── Provided data ──

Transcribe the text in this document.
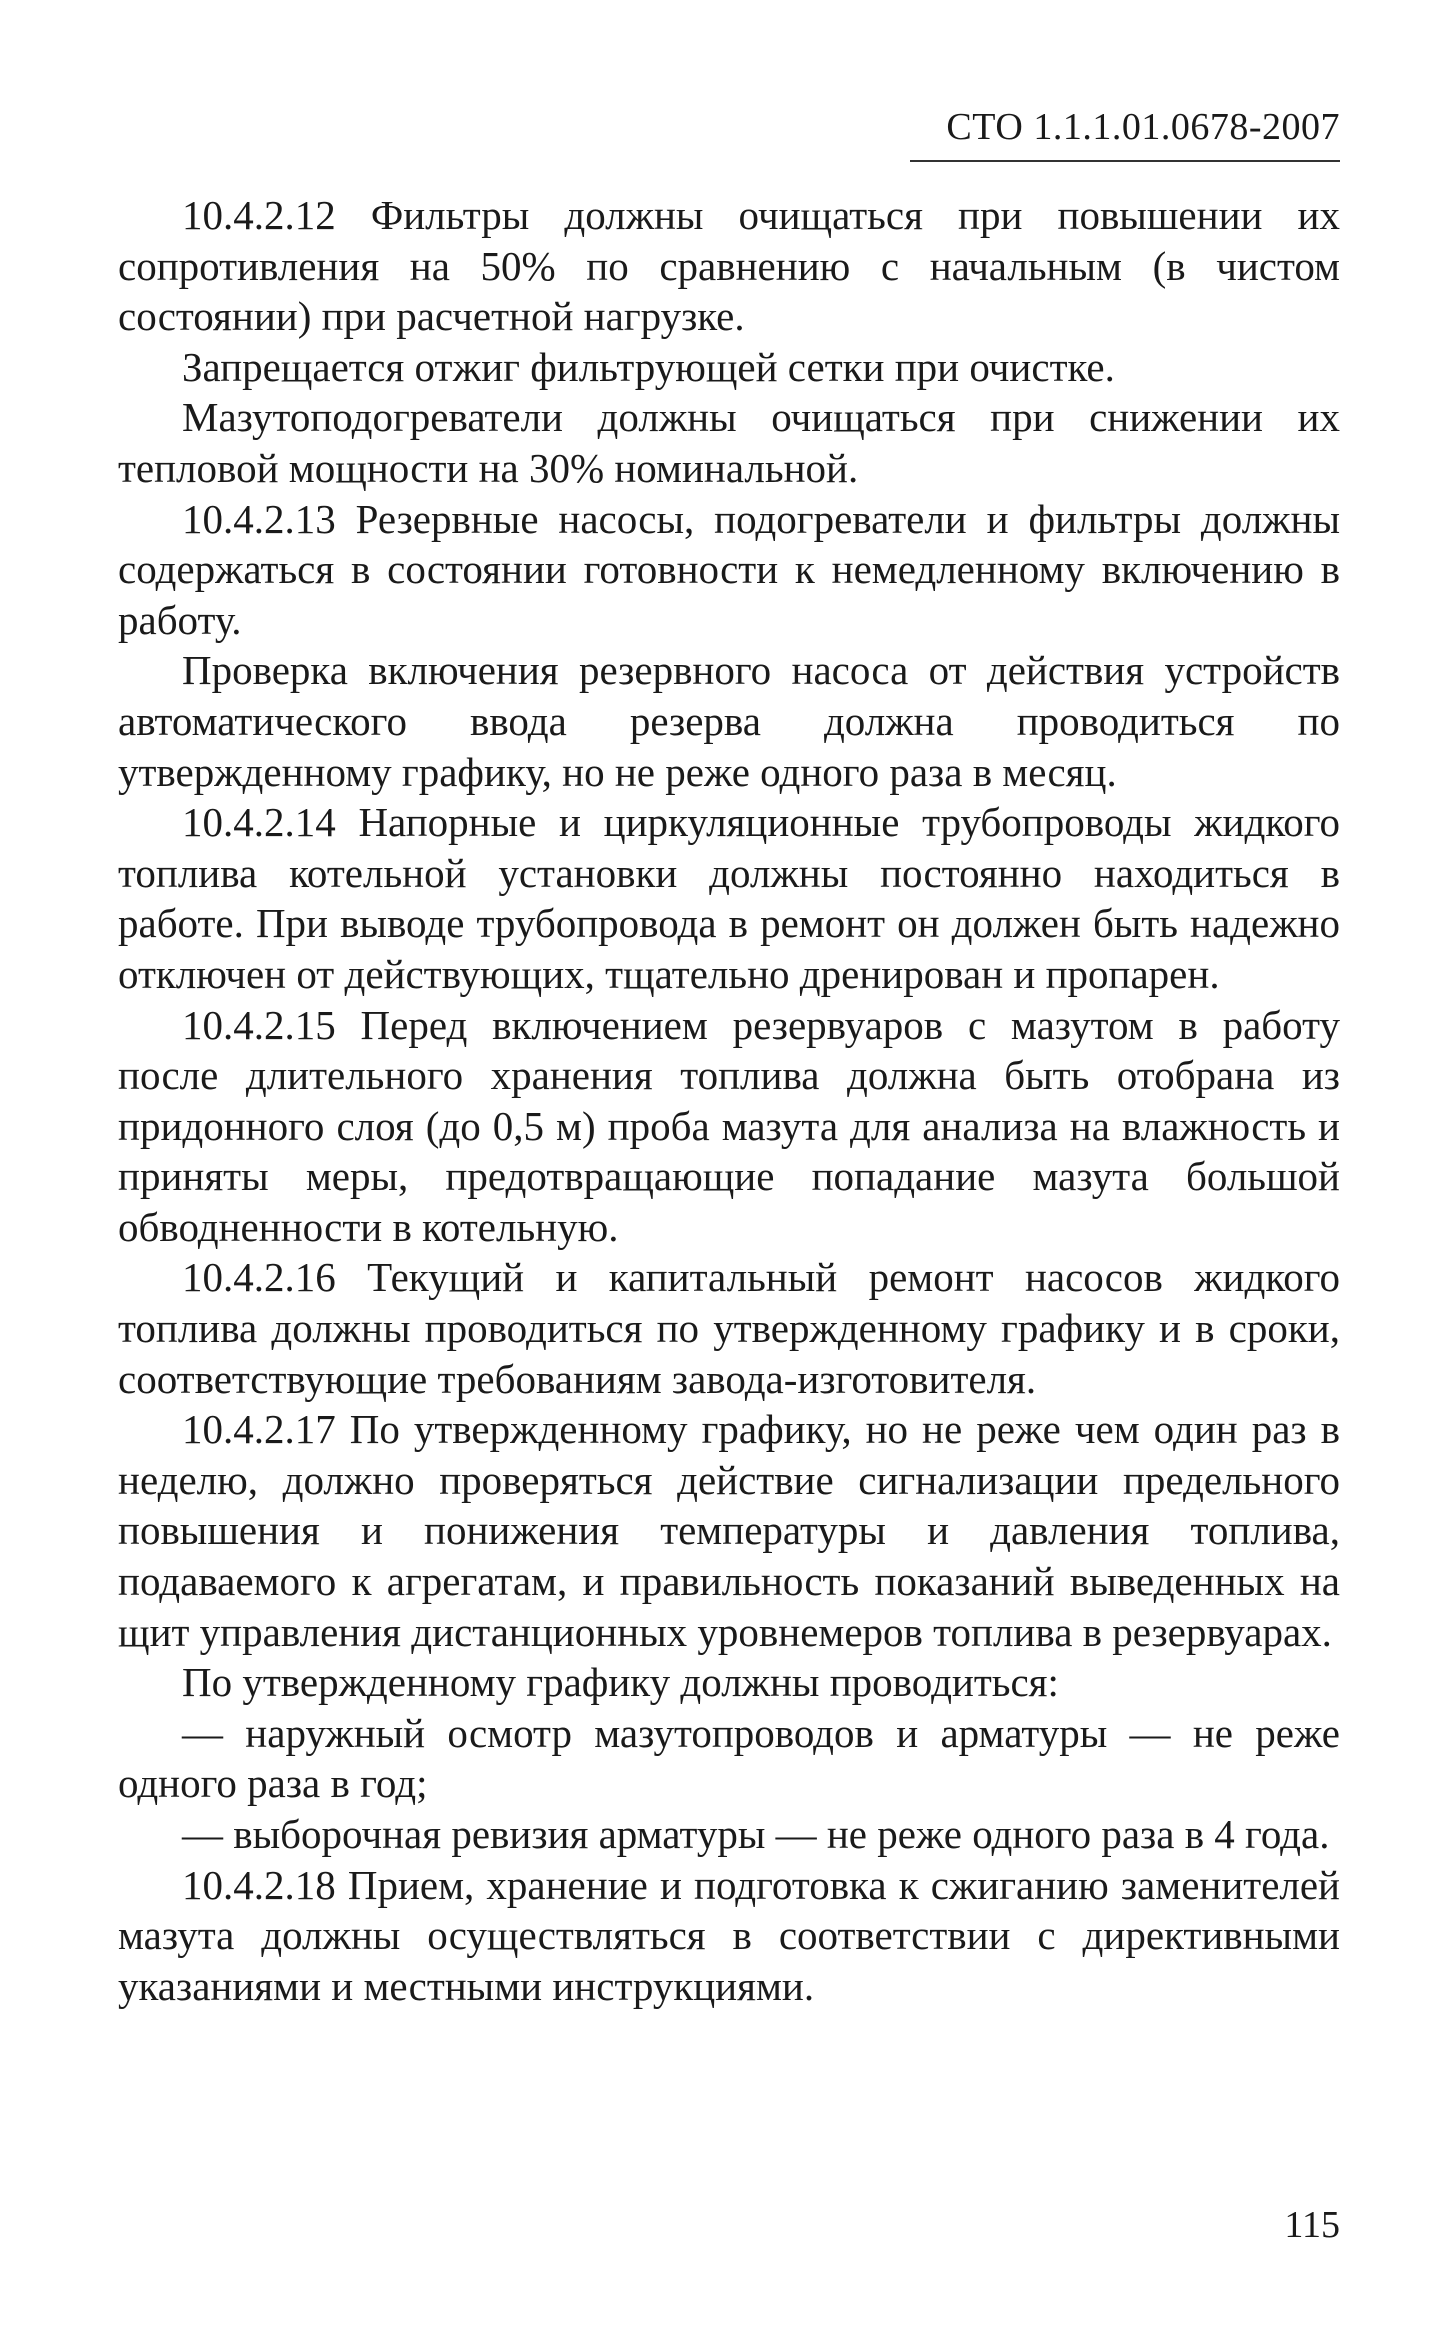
СТО 1.1.1.01.0678-2007

10.4.2.12 Фильтры должны очищаться при повышении их сопротивления на 50% по сравнению с начальным (в чистом состоянии) при расчетной нагрузке.

Запрещается отжиг фильтрующей сетки при очистке.

Мазутоподогреватели должны очищаться при снижении их тепловой мощности на 30% номинальной.

10.4.2.13 Резервные насосы, подогреватели и фильтры должны содержаться в состоянии готовности к немедленному включению в работу.

Проверка включения резервного насоса от действия устройств автоматического ввода резерва должна проводиться по утвержденному графику, но не реже одного раза в месяц.

10.4.2.14 Напорные и циркуляционные трубопроводы жидкого топлива котельной установки должны постоянно находиться в работе. При выводе трубопровода в ремонт он должен быть надежно отключен от действующих, тщательно дренирован и пропарен.

10.4.2.15 Перед включением резервуаров с мазутом в работу после длительного хранения топлива должна быть отобрана из придонного слоя (до 0,5 м) проба мазута для анализа на влажность и приняты меры, предотвращающие попадание мазута большой обводненности в котельную.

10.4.2.16 Текущий и капитальный ремонт насосов жидкого топлива должны проводиться по утвержденному графику и в сроки, соответствующие требованиям завода-изготовителя.

10.4.2.17 По утвержденному графику, но не реже чем один раз в неделю, должно проверяться действие сигнализации предельного повышения и понижения температуры и давления топлива, подаваемого к агрегатам, и правильность показаний выведенных на щит управления дистанционных уровнемеров топлива в резервуарах.

По утвержденному графику должны проводиться:

— наружный осмотр мазутопроводов и арматуры — не реже одного раза в год;

— выборочная ревизия арматуры — не реже одного раза в 4 года.

10.4.2.18 Прием, хранение и подготовка к сжиганию заменителей мазута должны осуществляться в соответствии с директивными указаниями и местными инструкциями.

115
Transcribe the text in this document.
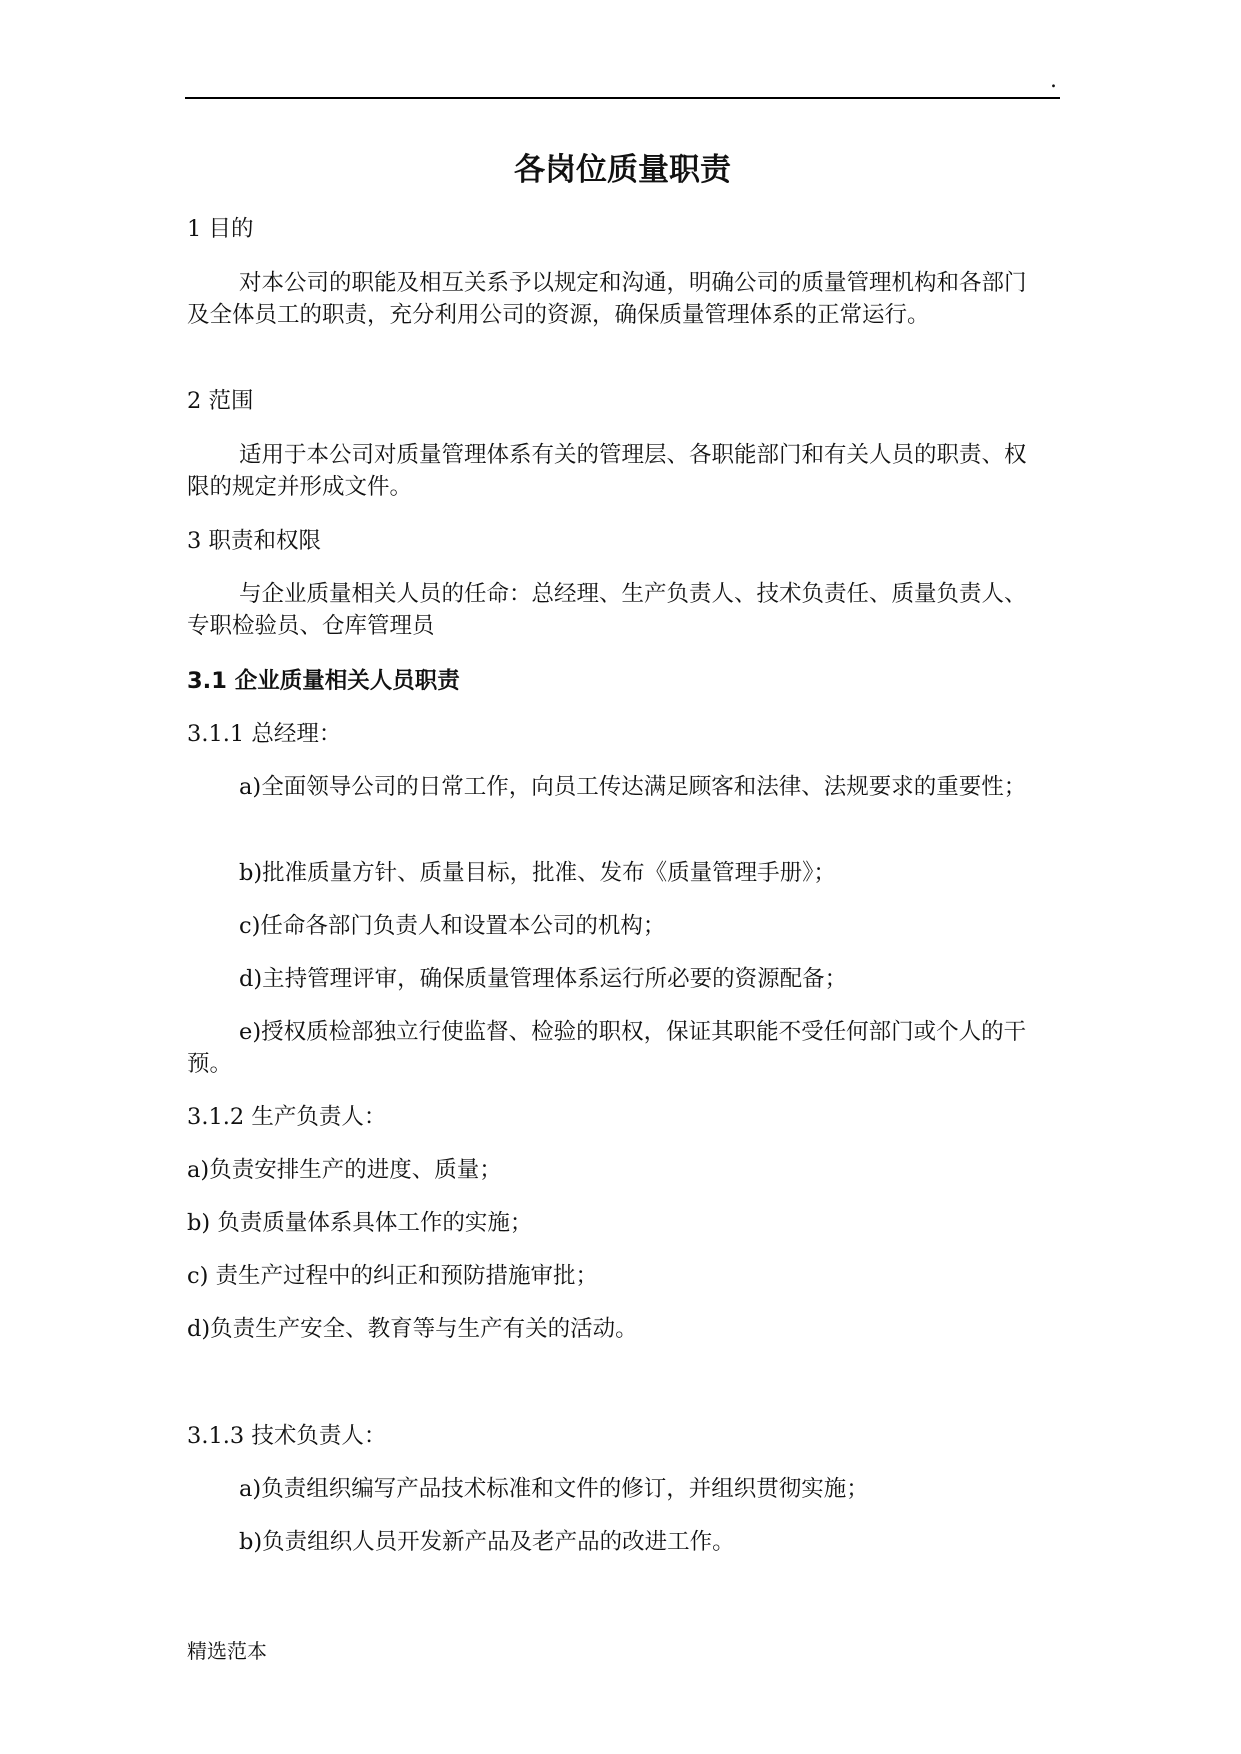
.
各岗位质量职责

1 目的

对本公司的职能及相互关系予以规定和沟通，明确公司的质量管理机构和各部门及全体员工的职责，充分利用公司的资源，确保质量管理体系的正常运行。

2 范围

适用于本公司对质量管理体系有关的管理层、各职能部门和有关人员的职责、权限的规定并形成文件。

3 职责和权限

与企业质量相关人员的任命：总经理、生产负责人、技术负责任、质量负责人、专职检验员、仓库管理员

3.1 企业质量相关人员职责

3.1.1 总经理：

a)全面领导公司的日常工作，向员工传达满足顾客和法律、法规要求的重要性；

b)批准质量方针、质量目标，批准、发布《质量管理手册》；

c)任命各部门负责人和设置本公司的机构；

d)主持管理评审，确保质量管理体系运行所必要的资源配备；

e)授权质检部独立行使监督、检验的职权，保证其职能不受任何部门或个人的干预。

3.1.2 生产负责人：

a)负责安排生产的进度、质量；

b) 负责质量体系具体工作的实施；

c) 责生产过程中的纠正和预防措施审批；

d)负责生产安全、教育等与生产有关的活动。

3.1.3 技术负责人：

a)负责组织编写产品技术标准和文件的修订，并组织贯彻实施；

b)负责组织人员开发新产品及老产品的改进工作。

精选范本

───

Select and copy each line from the data that includes the word "ремонт".

Exercise result
10.4.2.14 Напорные и циркуляционные трубопроводы жидкого топлива котельной установки должны постоянно находиться в работе. При выводе трубопровода в ремонт он должен быть надежно отключен от действующих, тщательно дренирован и пропарен.
10.4.2.16 Текущий и капитальный ремонт насосов жидкого топлива должны проводиться по утвержденному графику и в сроки, соответствующие требованиям завода-изготовителя.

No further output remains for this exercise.